Filter the data below for the string "deliberações" and copy each matching line.

---*---

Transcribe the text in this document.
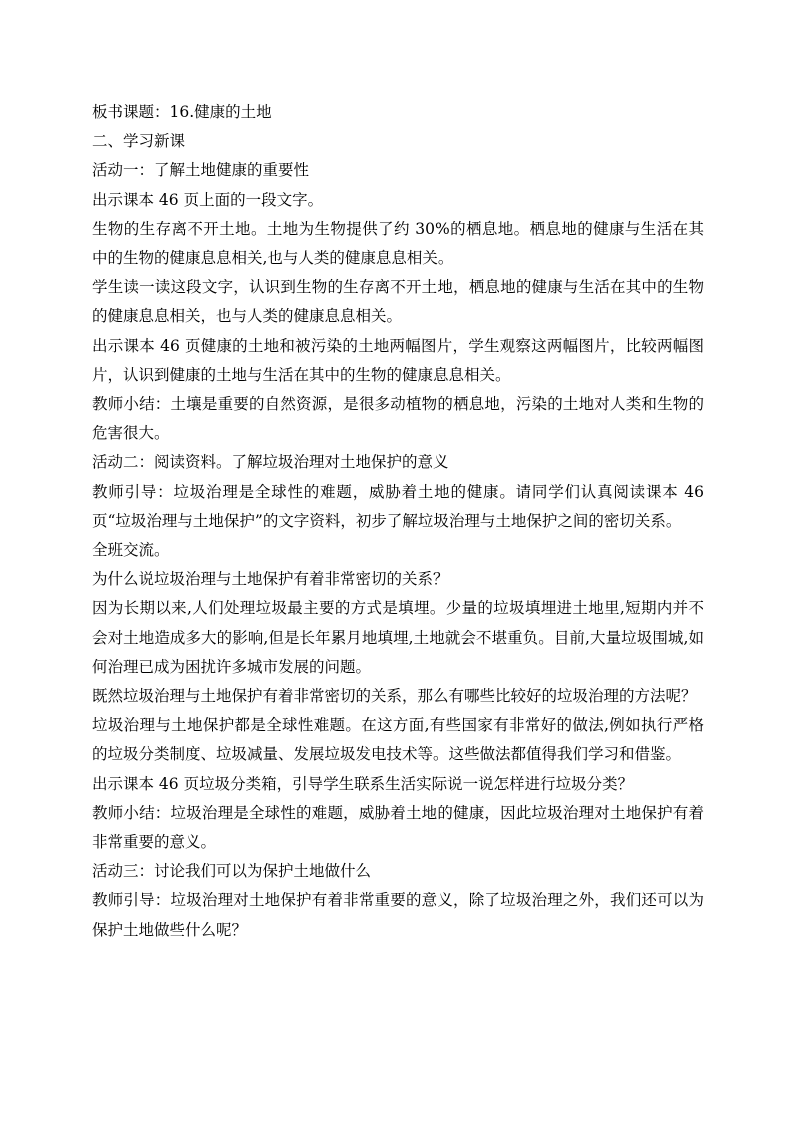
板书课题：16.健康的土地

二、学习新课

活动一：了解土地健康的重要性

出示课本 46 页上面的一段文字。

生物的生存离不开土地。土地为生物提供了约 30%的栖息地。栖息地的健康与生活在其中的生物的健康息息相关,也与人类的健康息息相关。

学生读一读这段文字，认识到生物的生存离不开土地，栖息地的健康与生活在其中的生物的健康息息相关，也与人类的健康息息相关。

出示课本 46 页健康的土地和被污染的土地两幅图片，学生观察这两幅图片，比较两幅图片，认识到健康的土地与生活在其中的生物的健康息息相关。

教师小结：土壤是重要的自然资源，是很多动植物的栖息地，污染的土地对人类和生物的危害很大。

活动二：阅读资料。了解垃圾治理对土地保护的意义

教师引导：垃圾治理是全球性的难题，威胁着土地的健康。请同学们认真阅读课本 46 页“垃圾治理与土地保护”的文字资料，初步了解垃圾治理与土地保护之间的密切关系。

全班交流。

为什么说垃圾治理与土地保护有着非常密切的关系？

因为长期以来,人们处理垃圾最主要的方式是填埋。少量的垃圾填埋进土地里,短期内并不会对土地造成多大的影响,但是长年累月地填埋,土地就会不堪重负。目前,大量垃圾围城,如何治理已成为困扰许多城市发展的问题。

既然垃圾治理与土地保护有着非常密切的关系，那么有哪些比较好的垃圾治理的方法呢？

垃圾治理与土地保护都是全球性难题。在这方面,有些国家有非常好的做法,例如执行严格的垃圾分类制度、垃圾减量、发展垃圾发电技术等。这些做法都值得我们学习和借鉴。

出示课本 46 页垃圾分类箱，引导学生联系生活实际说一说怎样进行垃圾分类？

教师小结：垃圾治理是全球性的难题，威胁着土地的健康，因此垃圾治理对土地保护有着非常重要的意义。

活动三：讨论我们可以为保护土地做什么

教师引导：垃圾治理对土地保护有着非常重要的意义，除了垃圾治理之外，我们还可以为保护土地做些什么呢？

---*---

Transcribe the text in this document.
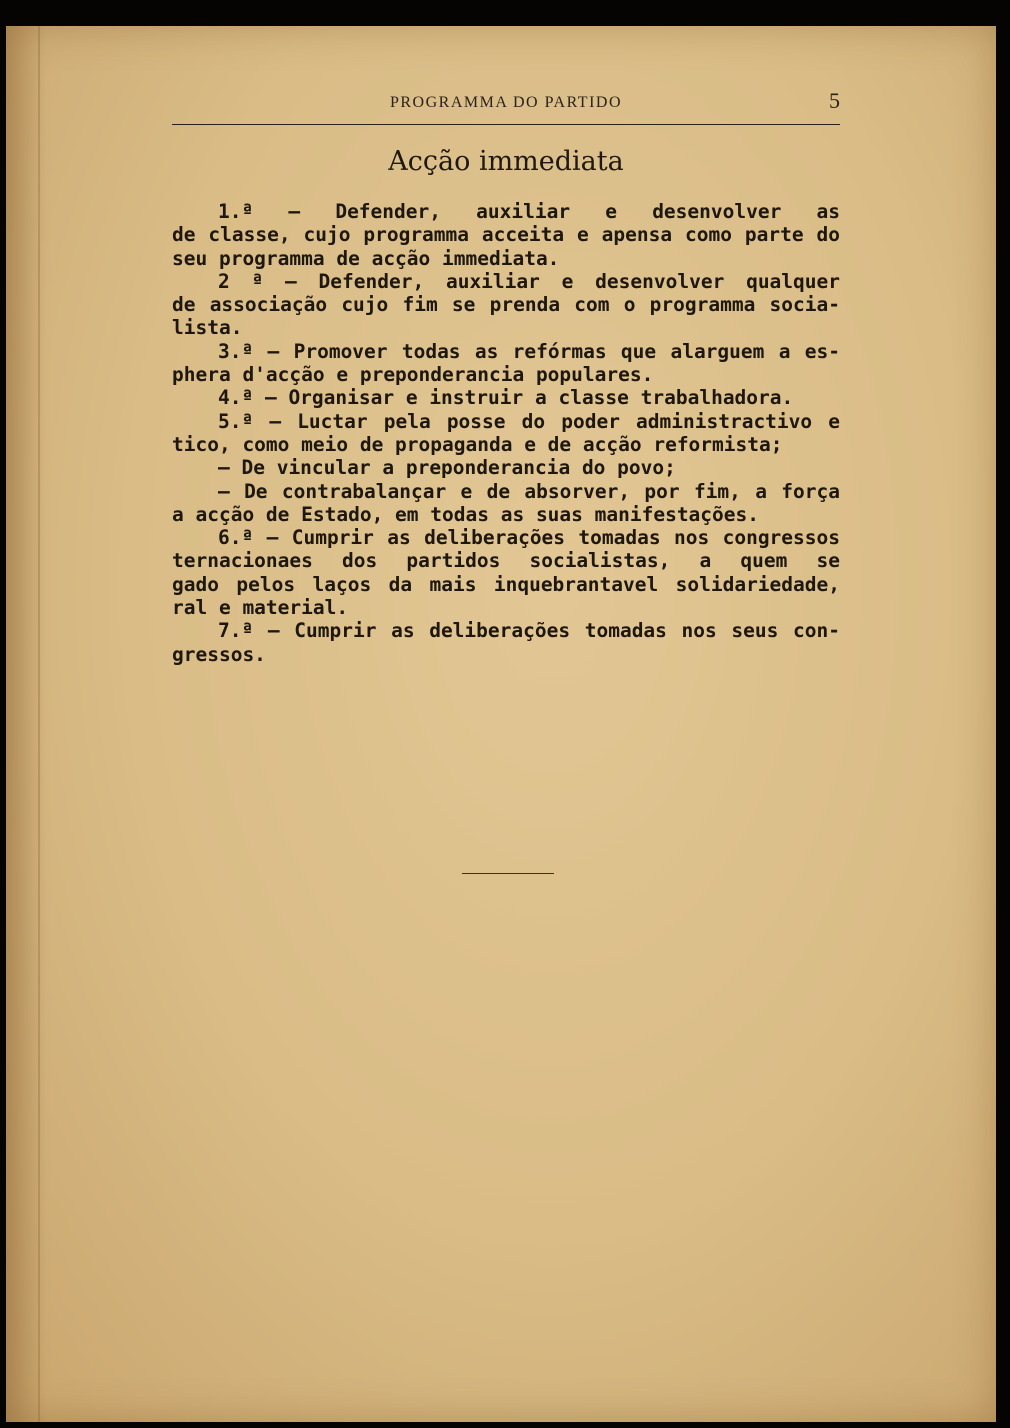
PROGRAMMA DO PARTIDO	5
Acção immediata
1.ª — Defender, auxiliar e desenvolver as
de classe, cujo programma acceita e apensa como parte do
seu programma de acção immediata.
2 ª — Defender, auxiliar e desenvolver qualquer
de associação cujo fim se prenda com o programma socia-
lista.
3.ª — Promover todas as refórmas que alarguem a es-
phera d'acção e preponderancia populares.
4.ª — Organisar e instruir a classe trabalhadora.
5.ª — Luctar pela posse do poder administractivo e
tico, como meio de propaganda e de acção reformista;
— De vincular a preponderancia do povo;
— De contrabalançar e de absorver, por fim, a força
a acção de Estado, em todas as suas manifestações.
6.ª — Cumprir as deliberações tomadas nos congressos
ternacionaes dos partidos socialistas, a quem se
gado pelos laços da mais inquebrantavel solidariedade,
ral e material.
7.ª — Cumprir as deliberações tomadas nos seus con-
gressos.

---*---

Response to this task —
6.ª — Cumprir as deliberações tomadas nos congressos
7.ª — Cumprir as deliberações tomadas nos seus con-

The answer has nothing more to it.